Express the lines of the records from the line containing "x-tick-label: ’21 [883,494,906,513]" through the line containing "x-tick-label: ’23 [962,494,985,513]" as a Markdown table with the columns Row and Line. Number each line in the Row column and leave out blank lines.

++++ THE RECORDS ++++

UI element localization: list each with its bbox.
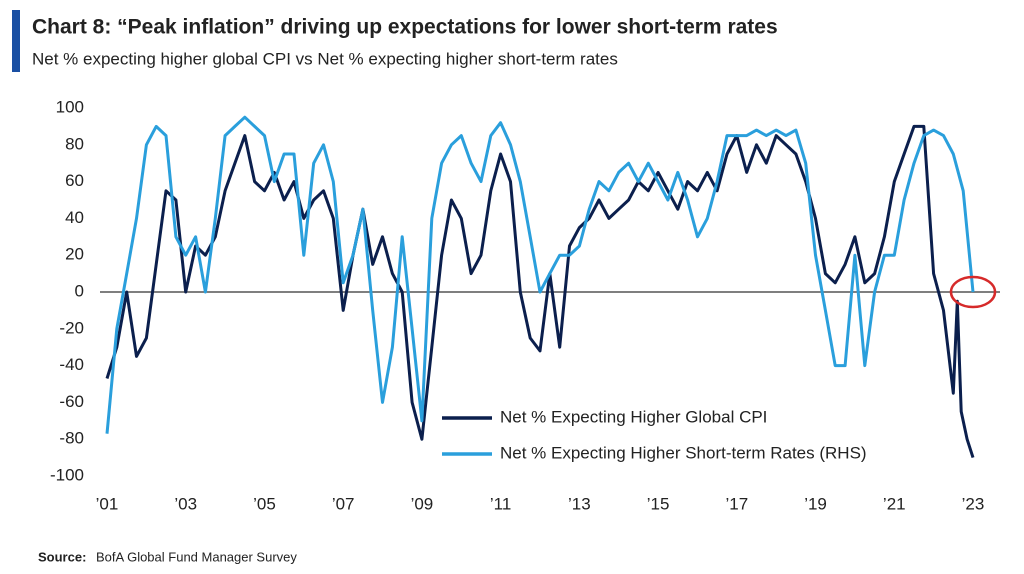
x-tick-label: ’21 [883,494,906,513]
legend-label: Net % Expecting Higher Global CPI [500,407,767,426]
y-tick-label: 0 [75,281,84,300]
x-tick-label: ’11 [490,494,511,513]
x-tick-label: ’09 [411,494,434,513]
x-tick-label: ’01 [96,494,119,513]
y-tick-label: 60 [65,171,84,190]
y-tick-label: 40 [65,208,84,227]
series-line [105,115,975,434]
y-tick-label: -40 [59,355,84,374]
title-accent [12,10,20,72]
y-tick-label: -20 [59,318,84,337]
chart-subtitle: Net % expecting higher global CPI vs Net… [32,49,618,68]
x-tick-label: ’05 [253,494,276,513]
y-tick-label: -60 [59,392,84,411]
y-tick-label: -100 [50,465,84,484]
source-label: Source: [38,549,86,564]
x-tick-label: ’17 [725,494,748,513]
x-tick-label: ’07 [332,494,355,513]
source: BofA Global Fund Manager Survey [96,549,297,564]
x-tick-label: ’03 [174,494,197,513]
x-tick-label: ’19 [804,494,827,513]
y-tick-label: 100 [56,97,84,116]
x-tick-label: ’13 [568,494,591,513]
highlight-circle [949,275,997,309]
y-tick-label: -80 [59,429,84,448]
legend-label: Net % Expecting Higher Short-term Rates … [500,443,867,462]
x-tick-label: ’23 [962,494,985,513]
chart-title: Chart 8: “Peak inflation” driving up exp… [32,16,778,39]
y-tick-label: 80 [65,134,84,153]
x-tick-label: ’15 [647,494,670,513]
y-tick-label: 20 [65,245,84,264]
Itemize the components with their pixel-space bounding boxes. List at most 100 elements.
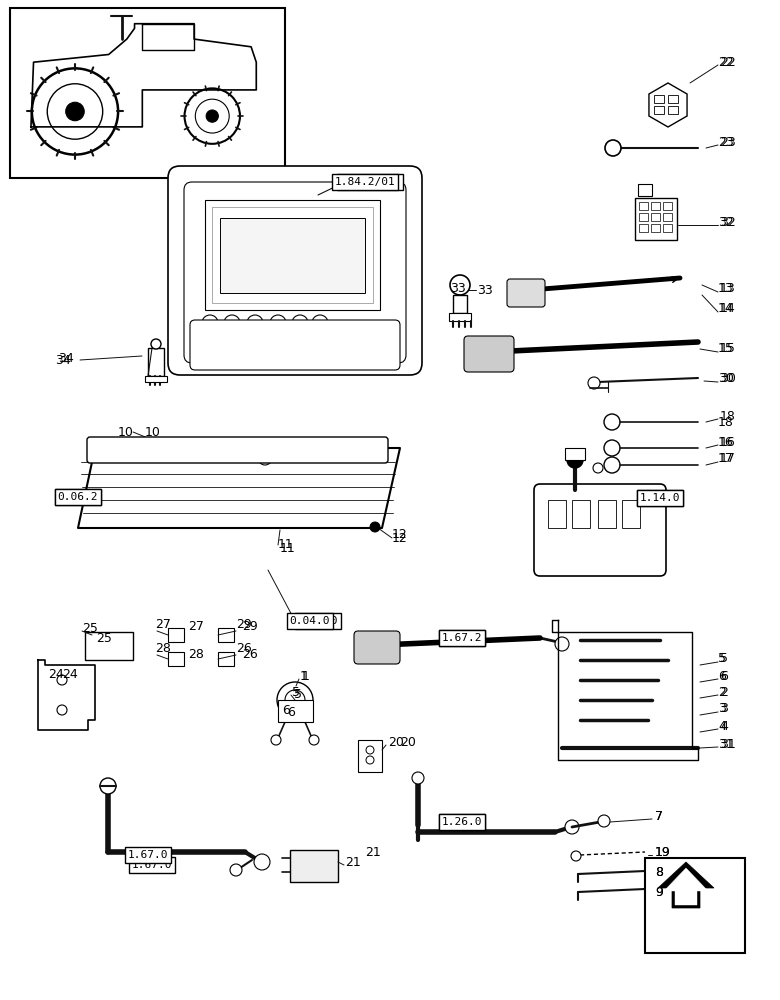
Text: 29: 29 [236, 617, 252, 631]
Circle shape [473, 340, 501, 368]
Text: 1.67.2: 1.67.2 [441, 633, 482, 643]
Text: 18: 18 [720, 410, 736, 422]
Circle shape [517, 283, 537, 303]
Text: 6: 6 [718, 670, 726, 682]
Text: 5: 5 [294, 688, 302, 700]
FancyBboxPatch shape [168, 166, 422, 375]
Circle shape [151, 339, 161, 349]
FancyBboxPatch shape [190, 320, 400, 370]
Text: 5: 5 [720, 652, 728, 666]
Text: 3: 3 [718, 702, 726, 716]
FancyBboxPatch shape [184, 182, 406, 363]
Circle shape [202, 315, 218, 331]
FancyBboxPatch shape [534, 484, 666, 576]
Bar [168, 628, 184, 642]
Text: 20: 20 [388, 736, 404, 748]
Circle shape [604, 414, 620, 430]
Bar [639, 224, 648, 232]
Circle shape [309, 735, 319, 745]
Circle shape [565, 820, 579, 834]
Text: 2: 2 [718, 686, 726, 698]
Circle shape [211, 448, 225, 462]
Text: 28: 28 [188, 648, 204, 660]
Circle shape [312, 315, 328, 331]
Bar [651, 224, 660, 232]
Text: 33: 33 [477, 284, 493, 296]
Text: 3: 3 [720, 702, 728, 716]
Circle shape [598, 815, 610, 827]
Text: 14: 14 [720, 302, 736, 316]
Text: 0.06.2: 0.06.2 [58, 492, 98, 502]
Text: 0.04.0: 0.04.0 [298, 616, 339, 626]
Text: 11: 11 [278, 538, 294, 552]
Text: 25: 25 [96, 633, 112, 646]
Text: 4: 4 [718, 720, 726, 732]
Circle shape [206, 110, 218, 122]
Text: 1.67.0: 1.67.0 [132, 860, 172, 870]
Circle shape [567, 452, 583, 468]
FancyBboxPatch shape [464, 336, 514, 372]
Text: 5: 5 [718, 652, 726, 666]
Bar [668, 95, 678, 103]
Text: 19: 19 [655, 846, 671, 858]
Text: 12: 12 [392, 528, 408, 542]
Text: 5: 5 [292, 686, 300, 698]
Text: 26: 26 [236, 642, 252, 654]
Circle shape [604, 440, 620, 456]
Bar [663, 202, 672, 210]
Bar [168, 652, 184, 666]
Bar [639, 213, 648, 221]
Text: 1: 1 [300, 670, 308, 682]
Bar [290, 850, 338, 882]
Text: 1.26.0: 1.26.0 [441, 817, 482, 827]
Text: 1.67.2: 1.67.2 [441, 633, 482, 643]
Text: 7: 7 [655, 810, 663, 822]
Bar [622, 500, 640, 528]
Text: 27: 27 [155, 617, 171, 631]
Text: 23: 23 [718, 135, 734, 148]
Circle shape [270, 315, 286, 331]
Circle shape [292, 315, 308, 331]
Bar [205, 200, 380, 310]
Circle shape [604, 457, 620, 473]
Bar [565, 448, 585, 460]
Bar [572, 500, 590, 528]
Text: 22: 22 [718, 55, 734, 68]
Text: 10: 10 [118, 426, 134, 438]
Text: 34: 34 [55, 354, 71, 366]
Text: 32: 32 [720, 216, 736, 229]
Text: 34: 34 [58, 353, 74, 365]
Circle shape [450, 275, 470, 295]
Bar [358, 740, 382, 772]
Bar [598, 500, 616, 528]
Circle shape [100, 778, 116, 794]
Text: 15: 15 [718, 342, 734, 356]
Bar [145, 376, 167, 382]
Circle shape [57, 705, 67, 715]
Bar [663, 213, 672, 221]
Text: 22: 22 [720, 55, 736, 68]
Circle shape [230, 864, 242, 876]
Text: 1.84.2/01: 1.84.2/01 [335, 177, 395, 187]
Text: 25: 25 [82, 621, 98, 635]
Text: 1.14.0: 1.14.0 [640, 493, 680, 503]
Text: 0.06.2: 0.06.2 [58, 492, 98, 502]
Bar [218, 628, 234, 642]
Text: 8: 8 [655, 865, 663, 879]
Circle shape [370, 522, 380, 532]
Bar [449, 313, 471, 321]
FancyBboxPatch shape [87, 437, 388, 463]
Bar [663, 224, 672, 232]
Text: 4: 4 [720, 720, 728, 732]
Text: 12: 12 [392, 532, 408, 546]
Text: 13: 13 [718, 282, 734, 296]
Text: 33: 33 [450, 282, 466, 296]
Text: 29: 29 [242, 619, 257, 633]
Text: 17: 17 [720, 452, 736, 466]
Text: 24: 24 [62, 668, 78, 680]
Text: 26: 26 [242, 648, 257, 660]
Circle shape [165, 442, 175, 452]
Text: 0.04.0: 0.04.0 [289, 616, 330, 626]
Text: 27: 27 [188, 619, 204, 633]
Text: 23: 23 [720, 135, 736, 148]
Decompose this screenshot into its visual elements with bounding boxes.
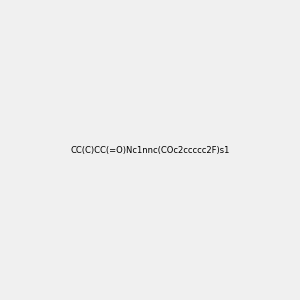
Text: CC(C)CC(=O)Nc1nnc(COc2ccccc2F)s1: CC(C)CC(=O)Nc1nnc(COc2ccccc2F)s1 xyxy=(70,146,230,154)
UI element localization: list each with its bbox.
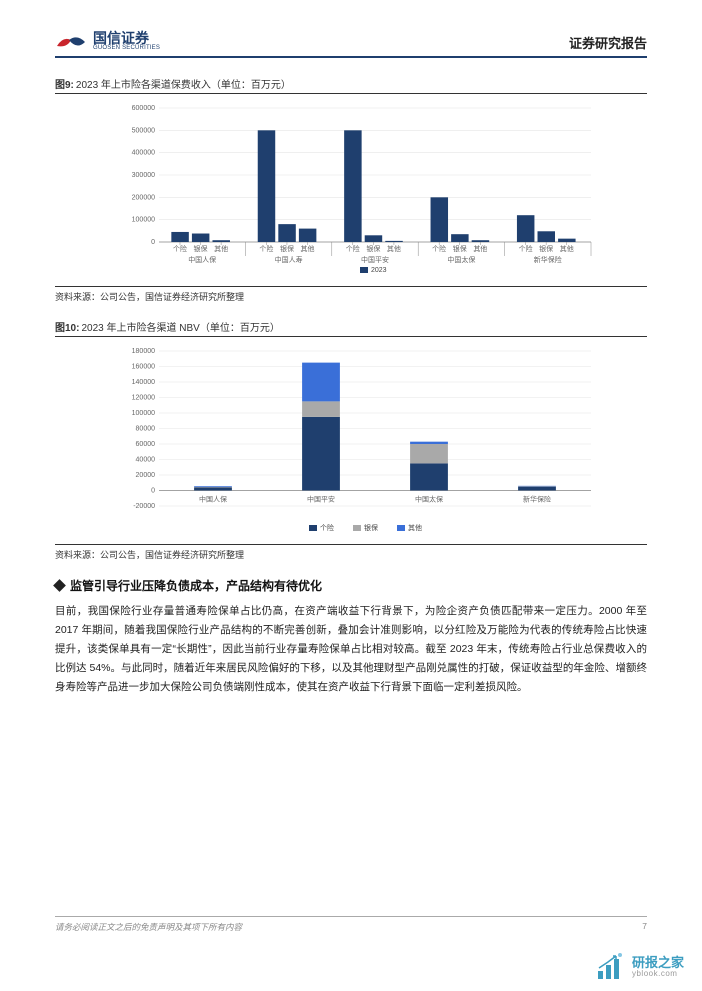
- svg-text:新华保险: 新华保险: [523, 495, 551, 504]
- svg-text:个险: 个险: [259, 244, 273, 253]
- section-heading: 监管引导行业压降负债成本，产品结构有待优化: [55, 577, 647, 594]
- svg-text:其他: 其他: [301, 244, 315, 253]
- svg-text:2023: 2023: [371, 267, 387, 274]
- svg-text:20000: 20000: [136, 472, 156, 479]
- watermark: 研报之家 yblook.com: [596, 953, 684, 981]
- page-footer: 请务必阅读正文之后的免责声明及其项下所有内容 7: [55, 916, 647, 933]
- svg-text:其他: 其他: [387, 244, 401, 253]
- svg-text:其他: 其他: [214, 244, 228, 253]
- svg-text:中国太保: 中国太保: [415, 495, 443, 504]
- svg-text:500000: 500000: [132, 127, 155, 134]
- svg-text:600000: 600000: [132, 105, 155, 112]
- svg-text:个险: 个险: [432, 244, 446, 253]
- svg-text:180000: 180000: [132, 348, 155, 355]
- brand-name-cn: 国信证券: [93, 31, 160, 45]
- watermark-url: yblook.com: [632, 970, 684, 978]
- figure-10-prefix: 图10:: [55, 319, 79, 334]
- bullet-diamond-icon: [53, 579, 66, 592]
- svg-text:其他: 其他: [560, 244, 574, 253]
- svg-text:银保: 银保: [364, 523, 378, 532]
- svg-text:中国平安: 中国平安: [361, 255, 389, 264]
- figure-9-source: 资料来源：公司公告，国信证券经济研究所整理: [55, 286, 647, 303]
- svg-text:个险: 个险: [346, 244, 360, 253]
- brand-name-en: GUOSEN SECURITIES: [93, 45, 160, 51]
- svg-text:其他: 其他: [408, 523, 422, 532]
- page-number: 7: [642, 921, 647, 933]
- svg-text:40000: 40000: [136, 457, 156, 464]
- figure-9-title: 2023 年上市险各渠道保费收入（单位：百万元）: [76, 76, 291, 91]
- section-heading-text: 监管引导行业压降负债成本，产品结构有待优化: [70, 577, 322, 594]
- svg-text:其他: 其他: [473, 244, 487, 253]
- watermark-name: 研报之家: [632, 956, 684, 970]
- svg-text:120000: 120000: [132, 395, 155, 402]
- svg-text:中国太保: 中国太保: [447, 255, 475, 264]
- footer-disclaimer: 请务必阅读正文之后的免责声明及其项下所有内容: [55, 921, 242, 933]
- figure-10-source: 资料来源：公司公告，国信证券经济研究所整理: [55, 544, 647, 561]
- figure-10-chart: -20000 0 20000 40000 60000 80000 100000 120000 1…: [101, 343, 601, 538]
- svg-text:新华保险: 新华保险: [534, 255, 562, 264]
- svg-text:100000: 100000: [132, 217, 155, 224]
- report-type: 证券研究报告: [569, 33, 647, 52]
- brand-logo: 国信证券 GUOSEN SECURITIES: [55, 30, 160, 52]
- svg-text:200000: 200000: [132, 194, 155, 201]
- svg-text:中国人寿: 中国人寿: [275, 255, 303, 264]
- svg-text:400000: 400000: [132, 150, 155, 157]
- section-body: 目前，我国保险行业存量普通寿险保单占比仍高，在资产端收益下行背景下，为险企资产负…: [55, 602, 647, 696]
- svg-text:银保: 银保: [366, 244, 380, 253]
- svg-text:-20000: -20000: [133, 503, 155, 510]
- svg-text:个险: 个险: [173, 244, 187, 253]
- figure-10-title: 2023 年上市险各渠道 NBV（单位：百万元）: [81, 319, 279, 334]
- svg-text:60000: 60000: [136, 441, 156, 448]
- svg-text:0: 0: [151, 239, 155, 246]
- svg-text:中国人保: 中国人保: [188, 255, 216, 264]
- svg-text:银保: 银保: [453, 244, 467, 253]
- svg-text:100000: 100000: [132, 410, 155, 417]
- svg-text:中国平安: 中国平安: [307, 495, 335, 504]
- figure-10: 图10: 2023 年上市险各渠道 NBV（单位：百万元） -20000 0 200…: [55, 319, 647, 538]
- svg-text:300000: 300000: [132, 172, 155, 179]
- figure-9-chart: 0100000200000300000400000500000600000个险银…: [101, 100, 601, 280]
- svg-text:个险: 个险: [519, 244, 533, 253]
- svg-text:80000: 80000: [136, 426, 156, 433]
- svg-text:个险: 个险: [320, 523, 334, 532]
- svg-text:银保: 银保: [539, 244, 553, 253]
- svg-text:0: 0: [151, 488, 155, 495]
- svg-text:银保: 银保: [194, 244, 208, 253]
- logo-icon: [55, 30, 87, 52]
- svg-text:银保: 银保: [280, 244, 294, 253]
- svg-text:160000: 160000: [132, 364, 155, 371]
- svg-text:中国人保: 中国人保: [199, 495, 227, 504]
- figure-9-prefix: 图9:: [55, 76, 74, 91]
- page-header: 国信证券 GUOSEN SECURITIES 证券研究报告: [55, 30, 647, 58]
- figure-9: 图9: 2023 年上市险各渠道保费收入（单位：百万元） 0 100000 2000…: [55, 76, 647, 280]
- svg-text:140000: 140000: [132, 379, 155, 386]
- watermark-icon: [596, 953, 626, 981]
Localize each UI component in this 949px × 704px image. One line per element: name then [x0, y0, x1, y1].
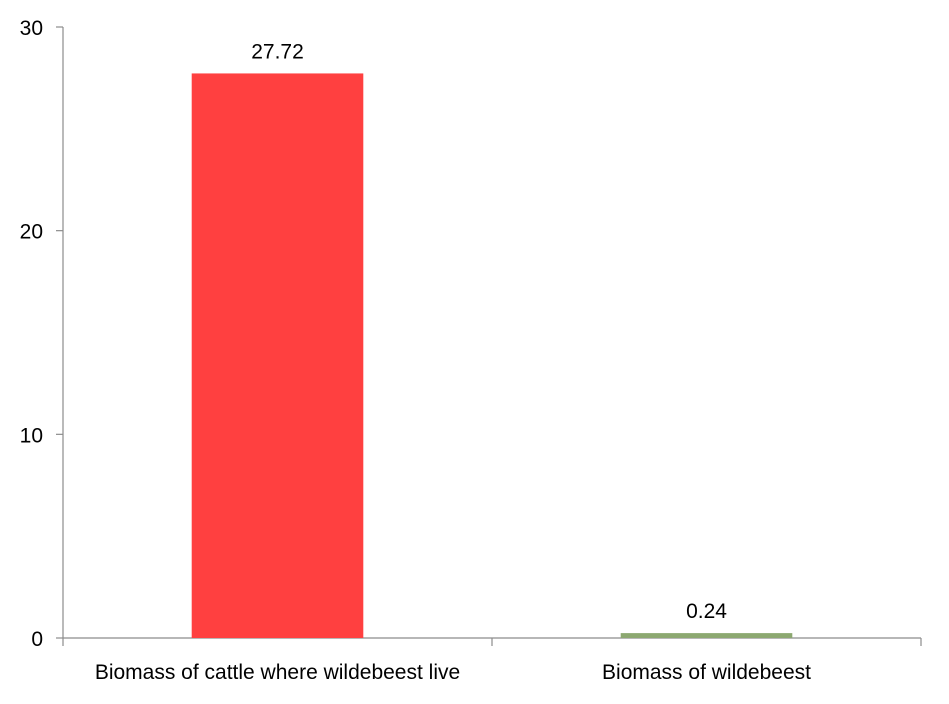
y-tick-label: 0 — [31, 628, 43, 651]
data-labels: 27.72 0.24 — [251, 40, 727, 623]
x-category-label: Biomass of cattle where wildebeest live — [95, 661, 460, 684]
bar — [191, 73, 364, 639]
x-category-label: Biomass of wildebeest — [602, 661, 811, 684]
data-label: 0.24 — [686, 600, 727, 623]
y-axis: 0 10 20 30 — [20, 17, 64, 651]
x-axis: Biomass of cattle where wildebeest live B… — [62, 637, 922, 684]
bar — [620, 633, 793, 638]
data-label: 27.72 — [251, 40, 304, 63]
y-tick-label: 20 — [20, 221, 43, 244]
bars — [191, 73, 793, 639]
y-tick-label: 10 — [20, 424, 43, 447]
y-tick-label: 30 — [20, 17, 43, 40]
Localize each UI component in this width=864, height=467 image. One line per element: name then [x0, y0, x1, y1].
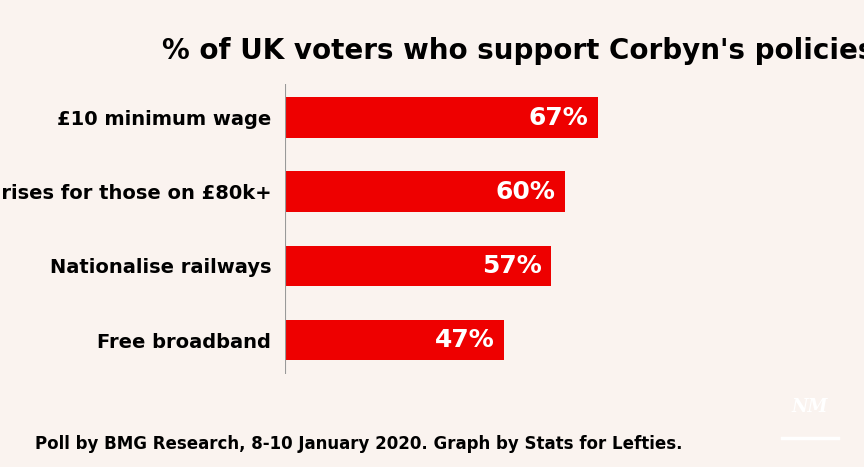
Bar [285, 171, 565, 212]
Text: 47%: 47% [435, 328, 495, 352]
Text: 57%: 57% [482, 254, 542, 278]
Bar [285, 246, 551, 286]
Text: 60%: 60% [496, 180, 556, 204]
Bar [285, 97, 598, 138]
Title: % of UK voters who support Corbyn's policies: % of UK voters who support Corbyn's poli… [162, 37, 864, 65]
Text: 67%: 67% [529, 106, 588, 130]
Text: NM: NM [791, 398, 829, 416]
Bar [285, 319, 505, 361]
Text: Poll by BMG Research, 8-10 January 2020. Graph by Stats for Lefties.: Poll by BMG Research, 8-10 January 2020.… [35, 435, 682, 453]
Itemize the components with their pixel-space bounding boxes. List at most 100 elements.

++++

* _REPLY TO THE EXERCISE_:
| Row | Line |
|---|---|
| 1 | x-tick-label: ’21 [883,494,906,513] |
| 2 | legend-label: Net % Expecting Higher Global CPI [500,407,767,426] |
| 3 | y-tick-label: 0 [75,281,84,300] |
| 4 | x-tick-label: ’11 [490,494,511,513] |
| 5 | x-tick-label: ’09 [411,494,434,513] |
| 6 | x-tick-label: ’01 [96,494,119,513] |
| 7 | y-tick-label: 60 [65,171,84,190] |
| 8 | y-tick-label: 40 [65,208,84,227] |
| 9 | series-line [105,115,975,434] |
| 10 | y-tick-label: -40 [59,355,84,374] |
| 11 | title-accent [12,10,20,72] |
| 12 | y-tick-label: -20 [59,318,84,337] |
| 13 | chart-subtitle: Net % expecting higher global CPI vs Net… [32,49,618,68] |
| 14 | x-tick-label: ’05 [253,494,276,513] |
| 15 | y-tick-label: -60 [59,392,84,411] |
| 16 | y-tick-label: -100 [50,465,84,484] |
| 17 | source-label: Source: [38,549,86,564] |
| 18 | x-tick-label: ’17 [725,494,748,513] |
| 19 | x-tick-label: ’07 [332,494,355,513] |
| 20 | source: BofA Global Fund Manager Survey [96,549,297,564] |
| 21 | x-tick-label: ’03 [174,494,197,513] |
| 22 | x-tick-label: ’19 [804,494,827,513] |
| 23 | y-tick-label: 100 [56,97,84,116] |
| 24 | x-tick-label: ’13 [568,494,591,513] |
| 25 | highlight-circle [949,275,997,309] |
| 26 | y-tick-label: -80 [59,429,84,448] |
| 27 | legend-label: Net % Expecting Higher Short-term Rates … [500,443,867,462] |
| 28 | x-tick-label: ’23 [962,494,985,513] |